**Exercise prompt**
Copy each line where the word "dehors" occurs.

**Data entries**
"""

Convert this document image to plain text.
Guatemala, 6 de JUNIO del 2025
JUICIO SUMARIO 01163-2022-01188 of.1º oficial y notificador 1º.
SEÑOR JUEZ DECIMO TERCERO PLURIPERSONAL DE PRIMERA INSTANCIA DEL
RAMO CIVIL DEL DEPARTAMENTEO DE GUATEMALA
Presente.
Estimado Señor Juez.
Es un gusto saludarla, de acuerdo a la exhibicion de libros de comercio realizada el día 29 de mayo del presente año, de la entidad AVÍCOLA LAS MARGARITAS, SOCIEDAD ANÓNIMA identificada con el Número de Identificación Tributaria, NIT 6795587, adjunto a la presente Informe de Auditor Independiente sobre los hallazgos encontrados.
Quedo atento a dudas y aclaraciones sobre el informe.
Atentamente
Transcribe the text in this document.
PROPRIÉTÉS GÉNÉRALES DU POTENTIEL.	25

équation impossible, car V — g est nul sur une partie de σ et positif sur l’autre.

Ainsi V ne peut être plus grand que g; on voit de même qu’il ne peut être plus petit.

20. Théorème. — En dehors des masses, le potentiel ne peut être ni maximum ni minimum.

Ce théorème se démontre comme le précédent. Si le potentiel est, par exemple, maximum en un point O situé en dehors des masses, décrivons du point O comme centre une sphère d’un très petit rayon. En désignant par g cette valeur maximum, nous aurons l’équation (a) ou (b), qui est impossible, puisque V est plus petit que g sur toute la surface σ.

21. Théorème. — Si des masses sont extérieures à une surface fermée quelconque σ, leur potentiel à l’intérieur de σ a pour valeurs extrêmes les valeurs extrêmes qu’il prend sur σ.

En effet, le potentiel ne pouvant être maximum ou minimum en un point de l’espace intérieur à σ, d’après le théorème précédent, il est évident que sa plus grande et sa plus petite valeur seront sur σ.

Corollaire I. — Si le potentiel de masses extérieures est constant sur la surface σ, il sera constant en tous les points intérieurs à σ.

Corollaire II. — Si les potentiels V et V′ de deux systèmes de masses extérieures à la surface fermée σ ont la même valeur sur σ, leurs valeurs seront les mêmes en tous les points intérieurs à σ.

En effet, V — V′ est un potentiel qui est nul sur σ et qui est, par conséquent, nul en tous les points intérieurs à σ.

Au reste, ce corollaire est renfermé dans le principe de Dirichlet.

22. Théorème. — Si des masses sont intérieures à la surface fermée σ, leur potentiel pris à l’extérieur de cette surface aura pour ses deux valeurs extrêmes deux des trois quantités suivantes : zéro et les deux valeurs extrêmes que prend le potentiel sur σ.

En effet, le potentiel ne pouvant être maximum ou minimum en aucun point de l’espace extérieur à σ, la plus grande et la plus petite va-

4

"""

**Output for this task**
20. Théorème. — En dehors des masses, le potentiel ne peut être ni maximum ni minimum.
Ce théorème se démontre comme le précédent. Si le potentiel est, par exemple, maximum en un point O situé en dehors des masses, décrivons du point O comme centre une sphère d’un très petit rayon. En désignant par g cette valeur maximum, nous aurons l’équation (a) ou (b), qui est impossible, puisque V est plus petit que g sur toute la surface σ.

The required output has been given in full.